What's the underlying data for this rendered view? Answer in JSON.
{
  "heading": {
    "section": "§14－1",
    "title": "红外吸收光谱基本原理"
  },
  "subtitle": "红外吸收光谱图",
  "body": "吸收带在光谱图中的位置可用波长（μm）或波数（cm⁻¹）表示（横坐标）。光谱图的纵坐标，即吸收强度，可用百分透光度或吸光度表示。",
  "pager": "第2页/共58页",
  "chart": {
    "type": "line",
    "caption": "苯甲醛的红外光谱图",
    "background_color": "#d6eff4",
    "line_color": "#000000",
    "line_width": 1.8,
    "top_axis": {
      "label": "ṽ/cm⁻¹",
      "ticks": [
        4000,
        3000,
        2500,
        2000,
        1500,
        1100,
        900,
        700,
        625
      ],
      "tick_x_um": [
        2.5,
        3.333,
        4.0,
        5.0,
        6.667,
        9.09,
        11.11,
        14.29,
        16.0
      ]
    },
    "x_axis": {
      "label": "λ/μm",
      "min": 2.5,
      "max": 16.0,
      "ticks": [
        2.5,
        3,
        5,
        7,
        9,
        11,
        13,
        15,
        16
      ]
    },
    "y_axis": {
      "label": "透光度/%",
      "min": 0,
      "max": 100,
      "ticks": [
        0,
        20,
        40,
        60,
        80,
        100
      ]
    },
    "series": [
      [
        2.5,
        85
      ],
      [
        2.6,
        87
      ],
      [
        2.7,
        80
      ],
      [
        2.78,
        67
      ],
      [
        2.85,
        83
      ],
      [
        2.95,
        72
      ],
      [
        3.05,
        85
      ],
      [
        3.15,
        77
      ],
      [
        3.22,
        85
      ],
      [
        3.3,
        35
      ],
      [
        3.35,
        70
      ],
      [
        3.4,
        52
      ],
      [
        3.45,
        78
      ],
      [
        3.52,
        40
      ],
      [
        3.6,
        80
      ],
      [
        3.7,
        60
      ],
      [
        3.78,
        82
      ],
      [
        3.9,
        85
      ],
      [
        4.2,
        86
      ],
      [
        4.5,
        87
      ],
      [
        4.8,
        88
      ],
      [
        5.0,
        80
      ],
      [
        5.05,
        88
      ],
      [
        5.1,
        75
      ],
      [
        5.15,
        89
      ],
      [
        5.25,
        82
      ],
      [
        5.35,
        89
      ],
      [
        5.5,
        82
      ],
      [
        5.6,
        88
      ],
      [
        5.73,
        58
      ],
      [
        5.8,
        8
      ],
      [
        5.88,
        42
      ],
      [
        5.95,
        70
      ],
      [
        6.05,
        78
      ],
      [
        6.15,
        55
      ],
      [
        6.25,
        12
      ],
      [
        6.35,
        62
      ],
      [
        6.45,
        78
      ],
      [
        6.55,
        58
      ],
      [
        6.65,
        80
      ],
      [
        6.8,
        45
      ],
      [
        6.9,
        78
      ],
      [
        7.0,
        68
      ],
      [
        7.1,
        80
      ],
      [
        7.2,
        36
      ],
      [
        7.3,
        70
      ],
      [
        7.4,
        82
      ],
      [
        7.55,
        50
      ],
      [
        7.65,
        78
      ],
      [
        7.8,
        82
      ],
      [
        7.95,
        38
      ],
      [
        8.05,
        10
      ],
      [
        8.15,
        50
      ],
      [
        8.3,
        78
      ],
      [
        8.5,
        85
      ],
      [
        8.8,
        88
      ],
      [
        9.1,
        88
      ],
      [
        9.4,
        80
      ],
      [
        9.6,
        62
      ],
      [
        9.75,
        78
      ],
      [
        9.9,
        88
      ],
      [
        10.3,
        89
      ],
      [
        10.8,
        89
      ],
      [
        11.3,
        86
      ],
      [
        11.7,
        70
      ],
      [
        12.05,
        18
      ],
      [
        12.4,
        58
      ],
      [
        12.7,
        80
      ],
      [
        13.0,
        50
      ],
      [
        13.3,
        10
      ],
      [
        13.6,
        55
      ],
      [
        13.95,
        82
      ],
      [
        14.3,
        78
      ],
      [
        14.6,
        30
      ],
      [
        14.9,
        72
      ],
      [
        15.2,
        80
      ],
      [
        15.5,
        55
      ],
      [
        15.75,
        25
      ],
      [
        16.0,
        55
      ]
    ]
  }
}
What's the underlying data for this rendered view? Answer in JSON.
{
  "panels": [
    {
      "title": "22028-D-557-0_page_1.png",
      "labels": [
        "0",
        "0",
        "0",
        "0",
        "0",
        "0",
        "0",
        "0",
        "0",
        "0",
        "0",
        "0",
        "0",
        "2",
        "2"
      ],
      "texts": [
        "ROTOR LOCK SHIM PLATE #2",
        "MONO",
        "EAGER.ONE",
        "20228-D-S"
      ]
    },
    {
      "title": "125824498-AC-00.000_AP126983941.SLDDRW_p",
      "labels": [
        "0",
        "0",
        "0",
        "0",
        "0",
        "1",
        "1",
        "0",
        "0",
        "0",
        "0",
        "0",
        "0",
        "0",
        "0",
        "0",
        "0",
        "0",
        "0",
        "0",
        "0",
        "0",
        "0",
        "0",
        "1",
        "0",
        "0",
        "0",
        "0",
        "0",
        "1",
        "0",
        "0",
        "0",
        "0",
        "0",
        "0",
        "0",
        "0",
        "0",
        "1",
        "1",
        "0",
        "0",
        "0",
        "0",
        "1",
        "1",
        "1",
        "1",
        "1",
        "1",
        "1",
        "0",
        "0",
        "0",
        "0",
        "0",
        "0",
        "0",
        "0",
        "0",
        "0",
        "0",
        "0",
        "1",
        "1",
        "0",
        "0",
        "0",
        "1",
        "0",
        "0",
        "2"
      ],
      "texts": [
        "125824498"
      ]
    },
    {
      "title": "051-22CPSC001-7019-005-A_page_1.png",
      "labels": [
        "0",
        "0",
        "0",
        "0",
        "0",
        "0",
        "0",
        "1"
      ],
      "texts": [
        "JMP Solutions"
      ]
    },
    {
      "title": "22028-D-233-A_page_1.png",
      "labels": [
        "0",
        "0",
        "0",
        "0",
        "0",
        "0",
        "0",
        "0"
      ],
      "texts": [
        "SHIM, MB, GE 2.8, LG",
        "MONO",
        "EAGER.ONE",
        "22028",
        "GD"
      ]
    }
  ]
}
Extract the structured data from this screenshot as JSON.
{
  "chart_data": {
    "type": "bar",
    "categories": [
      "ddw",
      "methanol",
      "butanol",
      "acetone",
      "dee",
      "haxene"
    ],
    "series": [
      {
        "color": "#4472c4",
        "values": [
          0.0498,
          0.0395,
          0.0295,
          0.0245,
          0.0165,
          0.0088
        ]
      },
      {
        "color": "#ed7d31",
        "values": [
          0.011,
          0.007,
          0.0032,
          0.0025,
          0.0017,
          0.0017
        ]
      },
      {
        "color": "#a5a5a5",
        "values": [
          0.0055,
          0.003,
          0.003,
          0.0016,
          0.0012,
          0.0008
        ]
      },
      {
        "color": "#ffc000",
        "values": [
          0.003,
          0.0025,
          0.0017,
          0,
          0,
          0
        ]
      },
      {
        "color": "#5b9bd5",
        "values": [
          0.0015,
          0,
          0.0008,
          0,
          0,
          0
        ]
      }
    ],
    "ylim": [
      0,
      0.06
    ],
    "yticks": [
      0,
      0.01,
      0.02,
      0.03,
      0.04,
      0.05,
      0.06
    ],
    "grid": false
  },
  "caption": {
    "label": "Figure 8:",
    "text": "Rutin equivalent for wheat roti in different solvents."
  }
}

.....

GIVEN EXERCISE:
Each line of the material should be duplicated exactly, please.

COMPLETE ANSWER:
What's the underlying data for this rendered view? Answer in JSON.
{
  "heading": {
    "section": "§14－1",
    "title": "红外吸收光谱基本原理"
  },
  "subtitle": "红外吸收光谱图",
  "body": "吸收带在光谱图中的位置可用波长（μm）或波数（cm⁻¹）表示（横坐标）。光谱图的纵坐标，即吸收强度，可用百分透光度或吸光度表示。",
  "pager": "第2页/共58页",
  "chart": {
    "type": "line",
    "caption": "苯甲醛的红外光谱图",
    "background_color": "#d6eff4",
    "line_color": "#000000",
    "line_width": 1.8,
    "top_axis": {
      "label": "ṽ/cm⁻¹",
      "ticks": [
        4000,
        3000,
        2500,
        2000,
        1500,
        1100,
        900,
        700,
        625
      ],
      "tick_x_um": [
        2.5,
        3.333,
        4.0,
        5.0,
        6.667,
        9.09,
        11.11,
        14.29,
        16.0
      ]
    },
    "x_axis": {
      "label": "λ/μm",
      "min": 2.5,
      "max": 16.0,
      "ticks": [
        2.5,
        3,
        5,
        7,
        9,
        11,
        13,
        15,
        16
      ]
    },
    "y_axis": {
      "label": "透光度/%",
      "min": 0,
      "max": 100,
      "ticks": [
        0,
        20,
        40,
        60,
        80,
        100
      ]
    },
    "series": [
      [
        2.5,
        85
      ],
      [
        2.6,
        87
      ],
      [
        2.7,
        80
      ],
      [
        2.78,
        67
      ],
      [
        2.85,
        83
      ],
      [
        2.95,
        72
      ],
      [
        3.05,
        85
      ],
      [
        3.15,
        77
      ],
      [
        3.22,
        85
      ],
      [
        3.3,
        35
      ],
      [
        3.35,
        70
      ],
      [
        3.4,
        52
      ],
      [
        3.45,
        78
      ],
      [
        3.52,
        40
      ],
      [
        3.6,
        80
      ],
      [
        3.7,
        60
      ],
      [
        3.78,
        82
      ],
      [
        3.9,
        85
      ],
      [
        4.2,
        86
      ],
      [
        4.5,
        87
      ],
      [
        4.8,
        88
      ],
      [
        5.0,
        80
      ],
      [
        5.05,
        88
      ],
      [
        5.1,
        75
      ],
      [
        5.15,
        89
      ],
      [
        5.25,
        82
      ],
      [
        5.35,
        89
      ],
      [
        5.5,
        82
      ],
      [
        5.6,
        88
      ],
      [
        5.73,
        58
      ],
      [
        5.8,
        8
      ],
      [
        5.88,
        42
      ],
      [
        5.95,
        70
      ],
      [
        6.05,
        78
      ],
      [
        6.15,
        55
      ],
      [
        6.25,
        12
      ],
      [
        6.35,
        62
      ],
      [
        6.45,
        78
      ],
      [
        6.55,
        58
      ],
      [
        6.65,
        80
      ],
      [
        6.8,
        45
      ],
      [
        6.9,
        78
      ],
      [
        7.0,
        68
      ],
      [
        7.1,
        80
      ],
      [
        7.2,
        36
      ],
      [
        7.3,
        70
      ],
      [
        7.4,
        82
      ],
      [
        7.55,
        50
      ],
      [
        7.65,
        78
      ],
      [
        7.8,
        82
      ],
      [
        7.95,
        38
      ],
      [
        8.05,
        10
      ],
      [
        8.15,
        50
      ],
      [
        8.3,
        78
      ],
      [
        8.5,
        85
      ],
      [
        8.8,
        88
      ],
      [
        9.1,
        88
      ],
      [
        9.4,
        80
      ],
      [
        9.6,
        62
      ],
      [
        9.75,
        78
      ],
      [
        9.9,
        88
      ],
      [
        10.3,
        89
      ],
      [
        10.8,
        89
      ],
      [
        11.3,
        86
      ],
      [
        11.7,
        70
      ],
      [
        12.05,
        18
      ],
      [
        12.4,
        58
      ],
      [
        12.7,
        80
      ],
      [
        13.0,
        50
      ],
      [
        13.3,
        10
      ],
      [
        13.6,
        55
      ],
      [
        13.95,
        82
      ],
      [
        14.3,
        78
      ],
      [
        14.6,
        30
      ],
      [
        14.9,
        72
      ],
      [
        15.2,
        80
      ],
      [
        15.5,
        55
      ],
      [
        15.75,
        25
      ],
      [
        16.0,
        55
      ]
    ]
  }
}
What's the underlying data for this rendered view? Answer in JSON.
{
  "panels": [
    {
      "title": "22028-D-557-0_page_1.png",
      "labels": [
        "0",
        "0",
        "0",
        "0",
        "0",
        "0",
        "0",
        "0",
        "0",
        "0",
        "0",
        "0",
        "0",
        "2",
        "2"
      ],
      "texts": [
        "ROTOR LOCK SHIM PLATE #2",
        "MONO",
        "EAGER.ONE",
        "20228-D-S"
      ]
    },
    {
      "title": "125824498-AC-00.000_AP126983941.SLDDRW_p",
      "labels": [
        "0",
        "0",
        "0",
        "0",
        "0",
        "1",
        "1",
        "0",
        "0",
        "0",
        "0",
        "0",
        "0",
        "0",
        "0",
        "0",
        "0",
        "0",
        "0",
        "0",
        "0",
        "0",
        "0",
        "0",
        "1",
        "0",
        "0",
        "0",
        "0",
        "0",
        "1",
        "0",
        "0",
        "0",
        "0",
        "0",
        "0",
        "0",
        "0",
        "0",
        "1",
        "1",
        "0",
        "0",
        "0",
        "0",
        "1",
        "1",
        "1",
        "1",
        "1",
        "1",
        "1",
        "0",
        "0",
        "0",
        "0",
        "0",
        "0",
        "0",
        "0",
        "0",
        "0",
        "0",
        "0",
        "1",
        "1",
        "0",
        "0",
        "0",
        "1",
        "0",
        "0",
        "2"
      ],
      "texts": [
        "125824498"
      ]
    },
    {
      "title": "051-22CPSC001-7019-005-A_page_1.png",
      "labels": [
        "0",
        "0",
        "0",
        "0",
        "0",
        "0",
        "0",
        "1"
      ],
      "texts": [
        "JMP Solutions"
      ]
    },
    {
      "title": "22028-D-233-A_page_1.png",
      "labels": [
        "0",
        "0",
        "0",
        "0",
        "0",
        "0",
        "0",
        "0"
      ],
      "texts": [
        "SHIM, MB, GE 2.8, LG",
        "MONO",
        "EAGER.ONE",
        "22028",
        "GD"
      ]
    }
  ]
}
Extract the structured data from this screenshot as JSON.
{
  "chart_data": {
    "type": "bar",
    "categories": [
      "ddw",
      "methanol",
      "butanol",
      "acetone",
      "dee",
      "haxene"
    ],
    "series": [
      {
        "color": "#4472c4",
        "values": [
          0.0498,
          0.0395,
          0.0295,
          0.0245,
          0.0165,
          0.0088
        ]
      },
      {
        "color": "#ed7d31",
        "values": [
          0.011,
          0.007,
          0.0032,
          0.0025,
          0.0017,
          0.0017
        ]
      },
      {
        "color": "#a5a5a5",
        "values": [
          0.0055,
          0.003,
          0.003,
          0.0016,
          0.0012,
          0.0008
        ]
      },
      {
        "color": "#ffc000",
        "values": [
          0.003,
          0.0025,
          0.0017,
          0,
          0,
          0
        ]
      },
      {
        "color": "#5b9bd5",
        "values": [
          0.0015,
          0,
          0.0008,
          0,
          0,
          0
        ]
      }
    ],
    "ylim": [
      0,
      0.06
    ],
    "yticks": [
      0,
      0.01,
      0.02,
      0.03,
      0.04,
      0.05,
      0.06
    ],
    "grid": false
  },
  "caption": {
    "label": "Figure 8:",
    "text": "Rutin equivalent for wheat roti in different solvents."
  }
}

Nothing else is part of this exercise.